§ THE INPUT

+-------+

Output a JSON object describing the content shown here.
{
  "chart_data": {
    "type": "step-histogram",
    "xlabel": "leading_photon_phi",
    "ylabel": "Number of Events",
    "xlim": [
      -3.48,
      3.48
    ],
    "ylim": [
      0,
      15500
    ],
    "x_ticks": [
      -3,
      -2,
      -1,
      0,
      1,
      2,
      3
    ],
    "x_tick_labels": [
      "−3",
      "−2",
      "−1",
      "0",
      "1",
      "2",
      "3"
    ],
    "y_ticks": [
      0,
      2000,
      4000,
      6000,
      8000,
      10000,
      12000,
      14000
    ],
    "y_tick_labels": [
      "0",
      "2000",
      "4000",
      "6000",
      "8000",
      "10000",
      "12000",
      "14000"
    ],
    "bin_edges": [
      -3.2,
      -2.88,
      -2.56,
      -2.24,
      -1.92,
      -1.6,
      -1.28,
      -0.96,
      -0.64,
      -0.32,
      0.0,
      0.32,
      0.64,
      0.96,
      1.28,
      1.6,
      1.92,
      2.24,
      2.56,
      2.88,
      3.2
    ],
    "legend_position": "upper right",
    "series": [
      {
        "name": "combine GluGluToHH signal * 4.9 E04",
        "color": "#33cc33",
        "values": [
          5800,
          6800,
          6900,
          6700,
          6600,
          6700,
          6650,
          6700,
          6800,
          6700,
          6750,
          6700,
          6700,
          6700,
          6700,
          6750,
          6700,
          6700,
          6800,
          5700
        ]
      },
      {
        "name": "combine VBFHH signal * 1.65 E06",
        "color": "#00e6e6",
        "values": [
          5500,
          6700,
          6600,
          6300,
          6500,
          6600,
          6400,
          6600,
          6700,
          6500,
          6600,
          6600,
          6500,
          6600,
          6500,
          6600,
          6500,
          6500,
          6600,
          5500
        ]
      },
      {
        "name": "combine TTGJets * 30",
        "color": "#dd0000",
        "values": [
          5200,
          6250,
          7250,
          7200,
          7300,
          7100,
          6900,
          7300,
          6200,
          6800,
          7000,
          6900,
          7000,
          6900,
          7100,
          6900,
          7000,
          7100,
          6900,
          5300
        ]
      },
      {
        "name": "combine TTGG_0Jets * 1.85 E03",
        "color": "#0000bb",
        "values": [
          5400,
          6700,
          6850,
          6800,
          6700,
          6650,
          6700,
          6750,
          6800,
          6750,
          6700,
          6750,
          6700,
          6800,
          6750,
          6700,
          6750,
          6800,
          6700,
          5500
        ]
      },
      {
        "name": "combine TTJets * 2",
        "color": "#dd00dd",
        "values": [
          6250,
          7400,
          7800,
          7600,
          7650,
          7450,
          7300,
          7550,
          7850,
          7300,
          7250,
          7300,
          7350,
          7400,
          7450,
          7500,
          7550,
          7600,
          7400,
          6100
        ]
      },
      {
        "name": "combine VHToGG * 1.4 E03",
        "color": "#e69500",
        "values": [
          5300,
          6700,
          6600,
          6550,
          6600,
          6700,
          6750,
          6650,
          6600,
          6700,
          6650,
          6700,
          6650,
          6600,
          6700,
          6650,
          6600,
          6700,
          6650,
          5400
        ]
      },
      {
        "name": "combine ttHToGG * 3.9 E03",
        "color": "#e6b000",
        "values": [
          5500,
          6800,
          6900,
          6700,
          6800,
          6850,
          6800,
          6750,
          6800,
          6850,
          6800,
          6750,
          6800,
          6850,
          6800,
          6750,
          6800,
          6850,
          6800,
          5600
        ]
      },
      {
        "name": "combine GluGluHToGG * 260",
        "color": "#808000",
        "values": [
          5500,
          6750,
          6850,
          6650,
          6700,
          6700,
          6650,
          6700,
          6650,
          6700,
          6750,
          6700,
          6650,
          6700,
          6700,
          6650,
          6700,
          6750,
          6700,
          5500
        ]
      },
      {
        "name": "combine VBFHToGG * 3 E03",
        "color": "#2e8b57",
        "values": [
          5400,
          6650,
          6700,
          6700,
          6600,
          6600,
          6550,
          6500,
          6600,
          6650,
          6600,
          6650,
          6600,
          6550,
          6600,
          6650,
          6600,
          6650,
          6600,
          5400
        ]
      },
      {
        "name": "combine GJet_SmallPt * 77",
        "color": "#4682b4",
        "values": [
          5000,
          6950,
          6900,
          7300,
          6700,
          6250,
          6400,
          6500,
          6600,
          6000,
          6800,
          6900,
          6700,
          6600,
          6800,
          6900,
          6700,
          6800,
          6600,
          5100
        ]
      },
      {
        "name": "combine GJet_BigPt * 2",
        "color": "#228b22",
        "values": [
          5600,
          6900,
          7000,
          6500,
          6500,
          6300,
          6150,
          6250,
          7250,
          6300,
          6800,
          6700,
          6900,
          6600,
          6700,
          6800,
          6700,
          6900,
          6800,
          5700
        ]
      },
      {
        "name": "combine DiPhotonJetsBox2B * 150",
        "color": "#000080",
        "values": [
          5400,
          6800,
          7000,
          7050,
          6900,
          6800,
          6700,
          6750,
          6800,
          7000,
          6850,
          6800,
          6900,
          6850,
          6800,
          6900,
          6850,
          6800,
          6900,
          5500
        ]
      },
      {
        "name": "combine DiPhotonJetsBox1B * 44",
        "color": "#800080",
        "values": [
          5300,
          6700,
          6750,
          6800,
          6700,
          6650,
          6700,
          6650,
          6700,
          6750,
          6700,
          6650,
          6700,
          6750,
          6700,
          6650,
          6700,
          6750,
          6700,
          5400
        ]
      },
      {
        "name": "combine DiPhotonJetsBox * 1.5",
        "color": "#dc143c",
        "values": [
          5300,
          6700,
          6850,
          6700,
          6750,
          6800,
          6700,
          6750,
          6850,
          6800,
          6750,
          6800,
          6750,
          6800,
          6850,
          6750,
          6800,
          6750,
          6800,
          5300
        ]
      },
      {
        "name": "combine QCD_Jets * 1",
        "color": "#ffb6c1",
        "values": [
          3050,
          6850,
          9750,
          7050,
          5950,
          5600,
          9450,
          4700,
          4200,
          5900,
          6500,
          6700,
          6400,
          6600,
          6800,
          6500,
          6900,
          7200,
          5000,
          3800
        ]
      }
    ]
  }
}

+-------+

§ PROBLEM
Copy each line of the data above that holds "signal".

§ COMPLETED EXERCISE
        "name": "combine GluGluToHH signal * 4.9 E04",
        "name": "combine VBFHH signal * 1.65 E06",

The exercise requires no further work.